— begin Dataset content —
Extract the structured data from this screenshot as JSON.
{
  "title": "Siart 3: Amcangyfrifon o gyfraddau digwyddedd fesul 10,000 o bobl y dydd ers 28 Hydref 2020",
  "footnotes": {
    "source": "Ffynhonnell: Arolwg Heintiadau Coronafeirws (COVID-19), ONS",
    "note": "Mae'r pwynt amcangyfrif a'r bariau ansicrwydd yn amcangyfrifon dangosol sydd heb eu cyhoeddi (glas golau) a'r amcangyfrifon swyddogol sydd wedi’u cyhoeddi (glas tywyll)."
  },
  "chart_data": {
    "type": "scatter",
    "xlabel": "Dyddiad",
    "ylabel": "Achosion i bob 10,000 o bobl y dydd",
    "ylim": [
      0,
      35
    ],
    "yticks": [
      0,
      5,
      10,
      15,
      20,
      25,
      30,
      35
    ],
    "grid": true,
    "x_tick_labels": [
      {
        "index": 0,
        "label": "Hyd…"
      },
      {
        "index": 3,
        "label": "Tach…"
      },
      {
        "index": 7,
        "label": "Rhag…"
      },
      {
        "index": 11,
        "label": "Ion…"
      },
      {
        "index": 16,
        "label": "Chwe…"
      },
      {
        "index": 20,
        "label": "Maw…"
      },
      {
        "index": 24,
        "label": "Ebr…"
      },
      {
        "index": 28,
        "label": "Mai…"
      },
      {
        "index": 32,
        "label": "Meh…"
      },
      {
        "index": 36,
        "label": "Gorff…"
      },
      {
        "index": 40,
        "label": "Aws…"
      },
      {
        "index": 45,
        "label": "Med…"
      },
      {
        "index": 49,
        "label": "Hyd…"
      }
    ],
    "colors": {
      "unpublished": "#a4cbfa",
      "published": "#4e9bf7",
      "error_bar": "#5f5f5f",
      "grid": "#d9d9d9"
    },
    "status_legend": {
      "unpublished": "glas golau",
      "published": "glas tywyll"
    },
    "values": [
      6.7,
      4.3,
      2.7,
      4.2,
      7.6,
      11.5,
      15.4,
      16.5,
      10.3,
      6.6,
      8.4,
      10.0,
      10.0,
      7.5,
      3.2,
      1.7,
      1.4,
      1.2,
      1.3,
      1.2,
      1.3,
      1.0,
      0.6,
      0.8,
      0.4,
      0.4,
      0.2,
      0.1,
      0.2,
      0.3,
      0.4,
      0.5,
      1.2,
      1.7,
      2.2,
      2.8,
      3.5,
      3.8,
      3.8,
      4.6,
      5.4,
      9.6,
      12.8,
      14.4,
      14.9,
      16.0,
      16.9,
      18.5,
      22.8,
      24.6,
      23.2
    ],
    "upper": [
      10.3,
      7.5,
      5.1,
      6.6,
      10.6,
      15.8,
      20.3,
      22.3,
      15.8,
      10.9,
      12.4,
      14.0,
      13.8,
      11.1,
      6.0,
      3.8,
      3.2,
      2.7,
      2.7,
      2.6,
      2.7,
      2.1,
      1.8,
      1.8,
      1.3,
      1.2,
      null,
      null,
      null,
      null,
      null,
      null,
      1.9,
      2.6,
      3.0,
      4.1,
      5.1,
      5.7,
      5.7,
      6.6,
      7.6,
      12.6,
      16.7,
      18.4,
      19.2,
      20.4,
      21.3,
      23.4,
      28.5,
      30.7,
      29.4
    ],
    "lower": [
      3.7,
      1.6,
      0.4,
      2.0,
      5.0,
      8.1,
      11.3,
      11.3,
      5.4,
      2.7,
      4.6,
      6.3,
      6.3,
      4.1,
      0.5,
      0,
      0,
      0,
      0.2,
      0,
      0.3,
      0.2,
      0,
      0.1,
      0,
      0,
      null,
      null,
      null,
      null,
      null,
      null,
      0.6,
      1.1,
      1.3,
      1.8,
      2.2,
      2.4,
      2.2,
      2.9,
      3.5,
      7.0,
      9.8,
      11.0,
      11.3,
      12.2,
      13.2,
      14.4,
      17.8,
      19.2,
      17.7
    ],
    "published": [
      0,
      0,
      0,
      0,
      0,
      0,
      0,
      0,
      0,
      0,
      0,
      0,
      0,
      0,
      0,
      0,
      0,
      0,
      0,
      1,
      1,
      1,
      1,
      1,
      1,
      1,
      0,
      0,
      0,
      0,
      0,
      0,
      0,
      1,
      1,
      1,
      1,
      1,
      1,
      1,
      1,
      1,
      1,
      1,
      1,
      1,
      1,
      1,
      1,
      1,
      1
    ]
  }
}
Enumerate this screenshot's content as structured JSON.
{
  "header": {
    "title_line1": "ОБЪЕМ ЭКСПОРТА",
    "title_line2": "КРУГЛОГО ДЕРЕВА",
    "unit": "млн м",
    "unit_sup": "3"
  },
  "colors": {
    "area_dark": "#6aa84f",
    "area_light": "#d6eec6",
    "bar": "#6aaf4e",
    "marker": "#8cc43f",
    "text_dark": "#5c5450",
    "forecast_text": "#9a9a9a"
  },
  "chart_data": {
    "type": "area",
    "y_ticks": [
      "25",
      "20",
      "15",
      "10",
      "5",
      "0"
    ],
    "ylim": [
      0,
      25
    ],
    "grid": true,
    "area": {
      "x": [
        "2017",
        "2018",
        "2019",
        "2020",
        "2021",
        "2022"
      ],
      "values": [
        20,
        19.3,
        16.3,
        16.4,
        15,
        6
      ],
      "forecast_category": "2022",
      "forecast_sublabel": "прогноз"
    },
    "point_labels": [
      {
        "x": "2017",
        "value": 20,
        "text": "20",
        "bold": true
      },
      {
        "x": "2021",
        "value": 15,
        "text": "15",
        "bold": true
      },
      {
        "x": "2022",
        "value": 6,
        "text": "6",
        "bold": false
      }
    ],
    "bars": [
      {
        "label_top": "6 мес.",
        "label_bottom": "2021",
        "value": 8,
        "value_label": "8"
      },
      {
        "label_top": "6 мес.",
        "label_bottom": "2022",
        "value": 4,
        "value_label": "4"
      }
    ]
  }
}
— end Dataset content —
Brief:
Above are some records; extract every one of them exactly.

Output for this exercise:
Extract the structured data from this screenshot as JSON.
{
  "title": "Siart 3: Amcangyfrifon o gyfraddau digwyddedd fesul 10,000 o bobl y dydd ers 28 Hydref 2020",
  "footnotes": {
    "source": "Ffynhonnell: Arolwg Heintiadau Coronafeirws (COVID-19), ONS",
    "note": "Mae'r pwynt amcangyfrif a'r bariau ansicrwydd yn amcangyfrifon dangosol sydd heb eu cyhoeddi (glas golau) a'r amcangyfrifon swyddogol sydd wedi’u cyhoeddi (glas tywyll)."
  },
  "chart_data": {
    "type": "scatter",
    "xlabel": "Dyddiad",
    "ylabel": "Achosion i bob 10,000 o bobl y dydd",
    "ylim": [
      0,
      35
    ],
    "yticks": [
      0,
      5,
      10,
      15,
      20,
      25,
      30,
      35
    ],
    "grid": true,
    "x_tick_labels": [
      {
        "index": 0,
        "label": "Hyd…"
      },
      {
        "index": 3,
        "label": "Tach…"
      },
      {
        "index": 7,
        "label": "Rhag…"
      },
      {
        "index": 11,
        "label": "Ion…"
      },
      {
        "index": 16,
        "label": "Chwe…"
      },
      {
        "index": 20,
        "label": "Maw…"
      },
      {
        "index": 24,
        "label": "Ebr…"
      },
      {
        "index": 28,
        "label": "Mai…"
      },
      {
        "index": 32,
        "label": "Meh…"
      },
      {
        "index": 36,
        "label": "Gorff…"
      },
      {
        "index": 40,
        "label": "Aws…"
      },
      {
        "index": 45,
        "label": "Med…"
      },
      {
        "index": 49,
        "label": "Hyd…"
      }
    ],
    "colors": {
      "unpublished": "#a4cbfa",
      "published": "#4e9bf7",
      "error_bar": "#5f5f5f",
      "grid": "#d9d9d9"
    },
    "status_legend": {
      "unpublished": "glas golau",
      "published": "glas tywyll"
    },
    "values": [
      6.7,
      4.3,
      2.7,
      4.2,
      7.6,
      11.5,
      15.4,
      16.5,
      10.3,
      6.6,
      8.4,
      10.0,
      10.0,
      7.5,
      3.2,
      1.7,
      1.4,
      1.2,
      1.3,
      1.2,
      1.3,
      1.0,
      0.6,
      0.8,
      0.4,
      0.4,
      0.2,
      0.1,
      0.2,
      0.3,
      0.4,
      0.5,
      1.2,
      1.7,
      2.2,
      2.8,
      3.5,
      3.8,
      3.8,
      4.6,
      5.4,
      9.6,
      12.8,
      14.4,
      14.9,
      16.0,
      16.9,
      18.5,
      22.8,
      24.6,
      23.2
    ],
    "upper": [
      10.3,
      7.5,
      5.1,
      6.6,
      10.6,
      15.8,
      20.3,
      22.3,
      15.8,
      10.9,
      12.4,
      14.0,
      13.8,
      11.1,
      6.0,
      3.8,
      3.2,
      2.7,
      2.7,
      2.6,
      2.7,
      2.1,
      1.8,
      1.8,
      1.3,
      1.2,
      null,
      null,
      null,
      null,
      null,
      null,
      1.9,
      2.6,
      3.0,
      4.1,
      5.1,
      5.7,
      5.7,
      6.6,
      7.6,
      12.6,
      16.7,
      18.4,
      19.2,
      20.4,
      21.3,
      23.4,
      28.5,
      30.7,
      29.4
    ],
    "lower": [
      3.7,
      1.6,
      0.4,
      2.0,
      5.0,
      8.1,
      11.3,
      11.3,
      5.4,
      2.7,
      4.6,
      6.3,
      6.3,
      4.1,
      0.5,
      0,
      0,
      0,
      0.2,
      0,
      0.3,
      0.2,
      0,
      0.1,
      0,
      0,
      null,
      null,
      null,
      null,
      null,
      null,
      0.6,
      1.1,
      1.3,
      1.8,
      2.2,
      2.4,
      2.2,
      2.9,
      3.5,
      7.0,
      9.8,
      11.0,
      11.3,
      12.2,
      13.2,
      14.4,
      17.8,
      19.2,
      17.7
    ],
    "published": [
      0,
      0,
      0,
      0,
      0,
      0,
      0,
      0,
      0,
      0,
      0,
      0,
      0,
      0,
      0,
      0,
      0,
      0,
      0,
      1,
      1,
      1,
      1,
      1,
      1,
      1,
      0,
      0,
      0,
      0,
      0,
      0,
      0,
      1,
      1,
      1,
      1,
      1,
      1,
      1,
      1,
      1,
      1,
      1,
      1,
      1,
      1,
      1,
      1,
      1,
      1
    ]
  }
}
Enumerate this screenshot's content as structured JSON.
{
  "header": {
    "title_line1": "ОБЪЕМ ЭКСПОРТА",
    "title_line2": "КРУГЛОГО ДЕРЕВА",
    "unit": "млн м",
    "unit_sup": "3"
  },
  "colors": {
    "area_dark": "#6aa84f",
    "area_light": "#d6eec6",
    "bar": "#6aaf4e",
    "marker": "#8cc43f",
    "text_dark": "#5c5450",
    "forecast_text": "#9a9a9a"
  },
  "chart_data": {
    "type": "area",
    "y_ticks": [
      "25",
      "20",
      "15",
      "10",
      "5",
      "0"
    ],
    "ylim": [
      0,
      25
    ],
    "grid": true,
    "area": {
      "x": [
        "2017",
        "2018",
        "2019",
        "2020",
        "2021",
        "2022"
      ],
      "values": [
        20,
        19.3,
        16.3,
        16.4,
        15,
        6
      ],
      "forecast_category": "2022",
      "forecast_sublabel": "прогноз"
    },
    "point_labels": [
      {
        "x": "2017",
        "value": 20,
        "text": "20",
        "bold": true
      },
      {
        "x": "2021",
        "value": 15,
        "text": "15",
        "bold": true
      },
      {
        "x": "2022",
        "value": 6,
        "text": "6",
        "bold": false
      }
    ],
    "bars": [
      {
        "label_top": "6 мес.",
        "label_bottom": "2021",
        "value": 8,
        "value_label": "8"
      },
      {
        "label_top": "6 мес.",
        "label_bottom": "2022",
        "value": 4,
        "value_label": "4"
      }
    ]
  }
}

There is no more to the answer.